— start Exercise data —

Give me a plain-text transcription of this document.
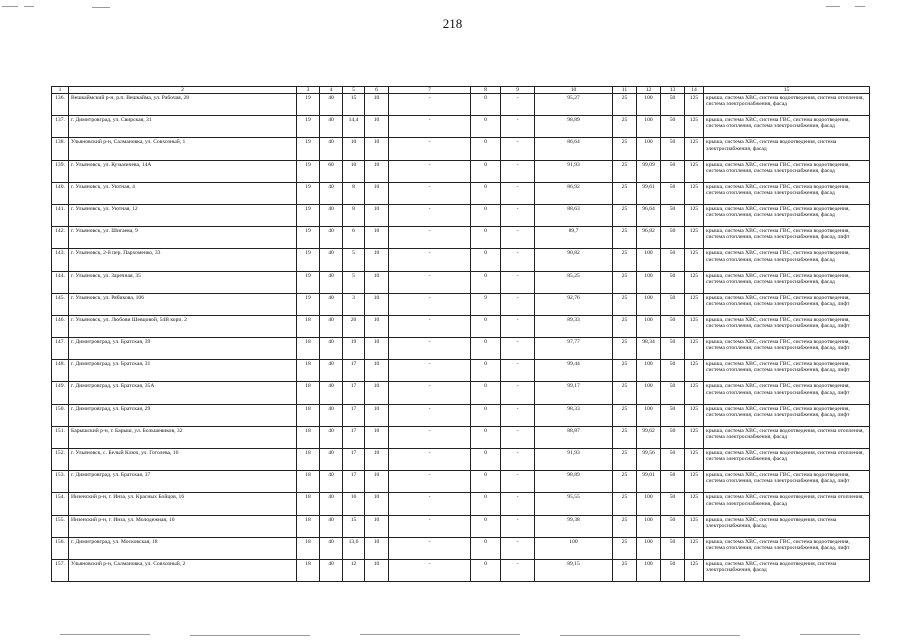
218
1	2	3	4	5	6	7	8	9	10	11	12	13	14	15
136.	Вешкаймский р-н, р.п. Вешкайма, ул. Рабочая, 28	19	40	15	10	-	0	-	95,27	25	100	50	125	крыша, система ХВС, система водоотведения, система отопления, система электроснабжения, фасад
137.	г. Димитровград, ул. Свирская, 31	19	40	14,4	10	-	0	-	98,89	25	100	50	125	крыша, система ХВС, система ГВС, система водоотведения, система отопления, система электроснабжения, фасад
138.	Ульяновский р-н, Салмановка, ул. Совхозный, 1	19	40	10	10	-	0	-	86,64	25	100	50	125	крыша, система ХВС, система водоотведения, система электроснабжения, фасад
139.	г. Ульяновск, ул. Кузьмичева, 14А	19	60	10	10	-	0	-	91,93	25	99,09	50	125	крыша, система ХВС, система ГВС, система водоотведения, система отопления, система электроснабжения, фасад
140.	г. Ульяновск, ул. Уютная, 4	19	40	8	10	-	0	-	86,92	25	99,61	50	125	крыша, система ХВС, система ГВС, система водоотведения, система отопления, система электроснабжения, фасад
141.	г. Ульяновск, ул. Уютная, 12	19	40	8	10	-	0	-	88,63	25	96,64	50	125	крыша, система ХВС, система ГВС, система водоотведения, система отопления, система электроснабжения, фасад
142.	г. Ульяновск, ул. Шигаева, 9	19	40	6	10	-	0	-	89,7	25	96,82	50	125	крыша, система ХВС, система ГВС, система водоотведения, система отопления, система электроснабжения, фасад, лифт
143.	г. Ульяновск, 2-й пер. Пархоменко, 33	19	40	5	10	-	0	-	90,82	25	100	50	125	крыша, система ХВС, система ГВС, система водоотведения, система отопления, система электроснабжения, фасад
144.	г. Ульяновск, ул. Заречная, 35	19	40	5	10	-	0	-	85,25	25	100	50	125	крыша, система ХВС, система ГВС, система водоотведения, система отопления, система электроснабжения, фасад
145.	г. Ульяновск, ул. Рябикова, 106	19	40	3	10	-	9	-	92,76	25	100	50	125	крыша, система ХВС, система ГВС, система водоотведения, система отопления, система электроснабжения, фасад, лифт
146.	г. Ульяновск, ул. Любови Шевцовой, 54В корп. 2	18	40	20	10	-	0	-	89,33	25	100	50	125	крыша, система ХВС, система ГВС, система водоотведения, система отопления, система электроснабжения, фасад, лифт
147.	г. Димитровград, ул. Братская, 39	18	40	19	10	-	0	-	97,77	25	98,34	50	125	крыша, система ХВС, система ГВС, система водоотведения, система отопления, система электроснабжения, фасад, лифт
148.	г. Димитровград, ул. Братская, 31	18	40	17	10	-	0	-	99,44	25	100	50	125	крыша, система ХВС, система ГВС, система водоотведения, система отопления, система электроснабжения, фасад, лифт
149.	г. Димитровград, ул. Братская, 35А	18	40	17	10	-	0	-	99,17	25	100	50	125	крыша, система ХВС, система ГВС, система водоотведения, система отопления, система электроснабжения, фасад, лифт
150.	г. Димитровград, ул. Братская, 29	18	40	17	10	-	0	-	98,33	25	100	50	125	крыша, система ХВС, система ГВС, система водоотведения, система отопления, система электроснабжения, фасад, лифт
151.	Барышский р-н, г. Барыш, ул. Большевиков, 32	18	40	17	10	-	0	-	88,87	25	99,62	50	125	крыша, система ХВС, система водоотведения, система отопления, система электроснабжения, фасад
152.	г. Ульяновск, с. Белый Ключ, ул. Гоголева, 16	18	40	17	10	-	0	-	91,93	25	99,56	50	125	крыша, система ХВС, система водоотведения, система отопления, система электроснабжения, фасад
153.	г. Димитровград, ул. Братская, 37	18	40	17	10	-	0	-	98,89	25	99,01	50	125	крыша, система ХВС, система ГВС, система водоотведения, система отопления, система электроснабжения, фасад, лифт
154.	Инзенский р-н, г. Инза, ул. Красных Бойцов, 16	18	40	16	10	-	0	-	95,55	25	100	50	125	крыша, система ХВС, система водоотведения, система отопления, система электроснабжения, фасад
155.	Инзенский р-н, г. Инза, ул. Молодежная, 10	18	40	15	10	-	0	-	99,38	25	100	50	125	крыша, система ХВС, система водоотведения, система электроснабжения, фасад
156.	г. Димитровград, ул. Московская, 18	18	40	13,6	10	-	0	-	100	25	100	50	125	крыша, система ХВС, система ГВС, система водоотведения, система отопления, система электроснабжения, фасад, лифт
157.	Ульяновский р-н, Салмановка, ул. Совхозный, 2	18	40	12	10	-	0	-	89,15	25	100	50	125	крыша, система ХВС, система водоотведения, система электроснабжения, фасад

— end Exercise data —

▸ **The exercise**
Check each line of the records for the word "Димитровград" and extract those that contain it.

▸ **Exercise answer**
137.	г. Димитровград, ул. Свирская, 31	19	40	14,4	10	-	0	-	98,89	25	100	50	125	крыша, система ХВС, система ГВС, система водоотведения, система отопления, система электроснабжения, фасад
147.	г. Димитровград, ул. Братская, 39	18	40	19	10	-	0	-	97,77	25	98,34	50	125	крыша, система ХВС, система ГВС, система водоотведения, система отопления, система электроснабжения, фасад, лифт
148.	г. Димитровград, ул. Братская, 31	18	40	17	10	-	0	-	99,44	25	100	50	125	крыша, система ХВС, система ГВС, система водоотведения, система отопления, система электроснабжения, фасад, лифт
149.	г. Димитровград, ул. Братская, 35А	18	40	17	10	-	0	-	99,17	25	100	50	125	крыша, система ХВС, система ГВС, система водоотведения, система отопления, система электроснабжения, фасад, лифт
150.	г. Димитровград, ул. Братская, 29	18	40	17	10	-	0	-	98,33	25	100	50	125	крыша, система ХВС, система ГВС, система водоотведения, система отопления, система электроснабжения, фасад, лифт
153.	г. Димитровград, ул. Братская, 37	18	40	17	10	-	0	-	98,89	25	99,01	50	125	крыша, система ХВС, система ГВС, система водоотведения, система отопления, система электроснабжения, фасад, лифт
156.	г. Димитровград, ул. Московская, 18	18	40	13,6	10	-	0	-	100	25	100	50	125	крыша, система ХВС, система ГВС, система водоотведения, система отопления, система электроснабжения, фасад, лифт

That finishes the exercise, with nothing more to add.